- _Objective_
Reproduce all of the listing below without alteration.

- _Data records_
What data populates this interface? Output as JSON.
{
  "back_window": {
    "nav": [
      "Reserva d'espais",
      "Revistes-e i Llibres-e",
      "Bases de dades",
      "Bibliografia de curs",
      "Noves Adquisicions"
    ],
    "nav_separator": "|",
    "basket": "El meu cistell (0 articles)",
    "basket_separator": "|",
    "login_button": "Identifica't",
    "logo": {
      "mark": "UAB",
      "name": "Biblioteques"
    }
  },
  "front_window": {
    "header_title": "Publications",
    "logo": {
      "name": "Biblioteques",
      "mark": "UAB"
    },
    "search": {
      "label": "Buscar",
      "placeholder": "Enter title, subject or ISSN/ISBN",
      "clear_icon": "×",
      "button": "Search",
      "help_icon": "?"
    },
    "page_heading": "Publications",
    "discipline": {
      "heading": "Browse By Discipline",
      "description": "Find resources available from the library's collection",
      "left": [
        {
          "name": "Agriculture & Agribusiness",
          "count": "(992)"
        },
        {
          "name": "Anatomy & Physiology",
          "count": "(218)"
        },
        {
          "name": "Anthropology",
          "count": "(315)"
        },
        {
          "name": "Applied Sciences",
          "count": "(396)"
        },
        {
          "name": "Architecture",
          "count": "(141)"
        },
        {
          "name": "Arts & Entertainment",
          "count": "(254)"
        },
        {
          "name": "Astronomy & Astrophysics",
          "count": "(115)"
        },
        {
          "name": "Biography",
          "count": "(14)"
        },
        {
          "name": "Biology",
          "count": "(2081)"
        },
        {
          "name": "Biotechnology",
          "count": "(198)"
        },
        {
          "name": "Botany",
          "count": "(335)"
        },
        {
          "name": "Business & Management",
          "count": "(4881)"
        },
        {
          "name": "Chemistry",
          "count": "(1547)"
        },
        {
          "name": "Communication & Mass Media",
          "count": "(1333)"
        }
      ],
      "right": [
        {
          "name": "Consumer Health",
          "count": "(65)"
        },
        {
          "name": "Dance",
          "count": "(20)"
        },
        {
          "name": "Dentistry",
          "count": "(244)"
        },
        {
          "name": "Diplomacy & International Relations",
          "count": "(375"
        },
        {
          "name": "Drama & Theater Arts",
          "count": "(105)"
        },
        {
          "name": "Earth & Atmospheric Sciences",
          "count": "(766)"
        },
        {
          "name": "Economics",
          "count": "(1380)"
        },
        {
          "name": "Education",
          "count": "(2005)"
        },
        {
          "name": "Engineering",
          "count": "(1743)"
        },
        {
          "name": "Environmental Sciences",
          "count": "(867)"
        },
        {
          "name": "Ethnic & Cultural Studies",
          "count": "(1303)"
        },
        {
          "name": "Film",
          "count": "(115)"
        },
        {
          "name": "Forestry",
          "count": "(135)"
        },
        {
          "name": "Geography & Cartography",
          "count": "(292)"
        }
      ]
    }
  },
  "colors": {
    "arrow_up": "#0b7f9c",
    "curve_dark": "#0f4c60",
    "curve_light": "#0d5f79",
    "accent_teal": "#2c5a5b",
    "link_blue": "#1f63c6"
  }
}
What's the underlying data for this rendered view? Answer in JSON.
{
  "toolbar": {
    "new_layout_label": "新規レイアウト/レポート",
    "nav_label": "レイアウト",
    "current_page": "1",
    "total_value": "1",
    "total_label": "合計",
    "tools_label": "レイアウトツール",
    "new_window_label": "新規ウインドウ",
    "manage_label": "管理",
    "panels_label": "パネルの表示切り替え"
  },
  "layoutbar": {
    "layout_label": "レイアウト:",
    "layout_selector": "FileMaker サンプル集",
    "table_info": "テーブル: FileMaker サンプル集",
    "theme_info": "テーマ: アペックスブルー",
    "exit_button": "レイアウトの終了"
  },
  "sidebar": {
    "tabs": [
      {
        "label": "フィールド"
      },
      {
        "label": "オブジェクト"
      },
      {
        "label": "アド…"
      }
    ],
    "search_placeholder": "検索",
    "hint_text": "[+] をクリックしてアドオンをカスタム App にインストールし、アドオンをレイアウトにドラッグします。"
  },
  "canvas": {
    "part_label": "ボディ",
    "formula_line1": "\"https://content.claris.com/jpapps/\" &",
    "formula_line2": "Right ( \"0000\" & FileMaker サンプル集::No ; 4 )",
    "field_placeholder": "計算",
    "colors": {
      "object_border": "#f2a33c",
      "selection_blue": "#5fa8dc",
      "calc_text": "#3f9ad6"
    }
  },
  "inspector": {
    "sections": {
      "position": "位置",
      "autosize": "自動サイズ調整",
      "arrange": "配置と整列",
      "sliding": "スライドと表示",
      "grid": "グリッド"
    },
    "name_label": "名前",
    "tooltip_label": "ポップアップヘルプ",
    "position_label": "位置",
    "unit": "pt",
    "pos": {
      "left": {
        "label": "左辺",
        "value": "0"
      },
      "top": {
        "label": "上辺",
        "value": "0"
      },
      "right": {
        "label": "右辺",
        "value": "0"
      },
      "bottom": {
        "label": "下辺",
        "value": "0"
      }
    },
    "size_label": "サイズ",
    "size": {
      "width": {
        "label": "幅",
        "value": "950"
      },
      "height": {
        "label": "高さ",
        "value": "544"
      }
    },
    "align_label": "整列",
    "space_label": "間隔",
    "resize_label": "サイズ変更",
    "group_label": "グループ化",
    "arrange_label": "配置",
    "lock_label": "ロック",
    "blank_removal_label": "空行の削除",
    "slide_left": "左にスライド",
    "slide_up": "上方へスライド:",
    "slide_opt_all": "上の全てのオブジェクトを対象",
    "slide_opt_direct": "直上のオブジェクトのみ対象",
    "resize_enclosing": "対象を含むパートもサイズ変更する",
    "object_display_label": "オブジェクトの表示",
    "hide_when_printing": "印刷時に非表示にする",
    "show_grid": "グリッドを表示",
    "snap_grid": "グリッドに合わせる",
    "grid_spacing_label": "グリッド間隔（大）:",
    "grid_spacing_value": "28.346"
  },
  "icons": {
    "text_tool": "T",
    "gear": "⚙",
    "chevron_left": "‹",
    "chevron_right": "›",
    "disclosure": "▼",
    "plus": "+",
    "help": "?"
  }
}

- _Task answer_
What data populates this interface? Output as JSON.
{
  "back_window": {
    "nav": [
      "Reserva d'espais",
      "Revistes-e i Llibres-e",
      "Bases de dades",
      "Bibliografia de curs",
      "Noves Adquisicions"
    ],
    "nav_separator": "|",
    "basket": "El meu cistell (0 articles)",
    "basket_separator": "|",
    "login_button": "Identifica't",
    "logo": {
      "mark": "UAB",
      "name": "Biblioteques"
    }
  },
  "front_window": {
    "header_title": "Publications",
    "logo": {
      "name": "Biblioteques",
      "mark": "UAB"
    },
    "search": {
      "label": "Buscar",
      "placeholder": "Enter title, subject or ISSN/ISBN",
      "clear_icon": "×",
      "button": "Search",
      "help_icon": "?"
    },
    "page_heading": "Publications",
    "discipline": {
      "heading": "Browse By Discipline",
      "description": "Find resources available from the library's collection",
      "left": [
        {
          "name": "Agriculture & Agribusiness",
          "count": "(992)"
        },
        {
          "name": "Anatomy & Physiology",
          "count": "(218)"
        },
        {
          "name": "Anthropology",
          "count": "(315)"
        },
        {
          "name": "Applied Sciences",
          "count": "(396)"
        },
        {
          "name": "Architecture",
          "count": "(141)"
        },
        {
          "name": "Arts & Entertainment",
          "count": "(254)"
        },
        {
          "name": "Astronomy & Astrophysics",
          "count": "(115)"
        },
        {
          "name": "Biography",
          "count": "(14)"
        },
        {
          "name": "Biology",
          "count": "(2081)"
        },
        {
          "name": "Biotechnology",
          "count": "(198)"
        },
        {
          "name": "Botany",
          "count": "(335)"
        },
        {
          "name": "Business & Management",
          "count": "(4881)"
        },
        {
          "name": "Chemistry",
          "count": "(1547)"
        },
        {
          "name": "Communication & Mass Media",
          "count": "(1333)"
        }
      ],
      "right": [
        {
          "name": "Consumer Health",
          "count": "(65)"
        },
        {
          "name": "Dance",
          "count": "(20)"
        },
        {
          "name": "Dentistry",
          "count": "(244)"
        },
        {
          "name": "Diplomacy & International Relations",
          "count": "(375"
        },
        {
          "name": "Drama & Theater Arts",
          "count": "(105)"
        },
        {
          "name": "Earth & Atmospheric Sciences",
          "count": "(766)"
        },
        {
          "name": "Economics",
          "count": "(1380)"
        },
        {
          "name": "Education",
          "count": "(2005)"
        },
        {
          "name": "Engineering",
          "count": "(1743)"
        },
        {
          "name": "Environmental Sciences",
          "count": "(867)"
        },
        {
          "name": "Ethnic & Cultural Studies",
          "count": "(1303)"
        },
        {
          "name": "Film",
          "count": "(115)"
        },
        {
          "name": "Forestry",
          "count": "(135)"
        },
        {
          "name": "Geography & Cartography",
          "count": "(292)"
        }
      ]
    }
  },
  "colors": {
    "arrow_up": "#0b7f9c",
    "curve_dark": "#0f4c60",
    "curve_light": "#0d5f79",
    "accent_teal": "#2c5a5b",
    "link_blue": "#1f63c6"
  }
}
What's the underlying data for this rendered view? Answer in JSON.
{
  "toolbar": {
    "new_layout_label": "新規レイアウト/レポート",
    "nav_label": "レイアウト",
    "current_page": "1",
    "total_value": "1",
    "total_label": "合計",
    "tools_label": "レイアウトツール",
    "new_window_label": "新規ウインドウ",
    "manage_label": "管理",
    "panels_label": "パネルの表示切り替え"
  },
  "layoutbar": {
    "layout_label": "レイアウト:",
    "layout_selector": "FileMaker サンプル集",
    "table_info": "テーブル: FileMaker サンプル集",
    "theme_info": "テーマ: アペックスブルー",
    "exit_button": "レイアウトの終了"
  },
  "sidebar": {
    "tabs": [
      {
        "label": "フィールド"
      },
      {
        "label": "オブジェクト"
      },
      {
        "label": "アド…"
      }
    ],
    "search_placeholder": "検索",
    "hint_text": "[+] をクリックしてアドオンをカスタム App にインストールし、アドオンをレイアウトにドラッグします。"
  },
  "canvas": {
    "part_label": "ボディ",
    "formula_line1": "\"https://content.claris.com/jpapps/\" &",
    "formula_line2": "Right ( \"0000\" & FileMaker サンプル集::No ; 4 )",
    "field_placeholder": "計算",
    "colors": {
      "object_border": "#f2a33c",
      "selection_blue": "#5fa8dc",
      "calc_text": "#3f9ad6"
    }
  },
  "inspector": {
    "sections": {
      "position": "位置",
      "autosize": "自動サイズ調整",
      "arrange": "配置と整列",
      "sliding": "スライドと表示",
      "grid": "グリッド"
    },
    "name_label": "名前",
    "tooltip_label": "ポップアップヘルプ",
    "position_label": "位置",
    "unit": "pt",
    "pos": {
      "left": {
        "label": "左辺",
        "value": "0"
      },
      "top": {
        "label": "上辺",
        "value": "0"
      },
      "right": {
        "label": "右辺",
        "value": "0"
      },
      "bottom": {
        "label": "下辺",
        "value": "0"
      }
    },
    "size_label": "サイズ",
    "size": {
      "width": {
        "label": "幅",
        "value": "950"
      },
      "height": {
        "label": "高さ",
        "value": "544"
      }
    },
    "align_label": "整列",
    "space_label": "間隔",
    "resize_label": "サイズ変更",
    "group_label": "グループ化",
    "arrange_label": "配置",
    "lock_label": "ロック",
    "blank_removal_label": "空行の削除",
    "slide_left": "左にスライド",
    "slide_up": "上方へスライド:",
    "slide_opt_all": "上の全てのオブジェクトを対象",
    "slide_opt_direct": "直上のオブジェクトのみ対象",
    "resize_enclosing": "対象を含むパートもサイズ変更する",
    "object_display_label": "オブジェクトの表示",
    "hide_when_printing": "印刷時に非表示にする",
    "show_grid": "グリッドを表示",
    "snap_grid": "グリッドに合わせる",
    "grid_spacing_label": "グリッド間隔（大）:",
    "grid_spacing_value": "28.346"
  },
  "icons": {
    "text_tool": "T",
    "gear": "⚙",
    "chevron_left": "‹",
    "chevron_right": "›",
    "disclosure": "▼",
    "plus": "+",
    "help": "?"
  }
}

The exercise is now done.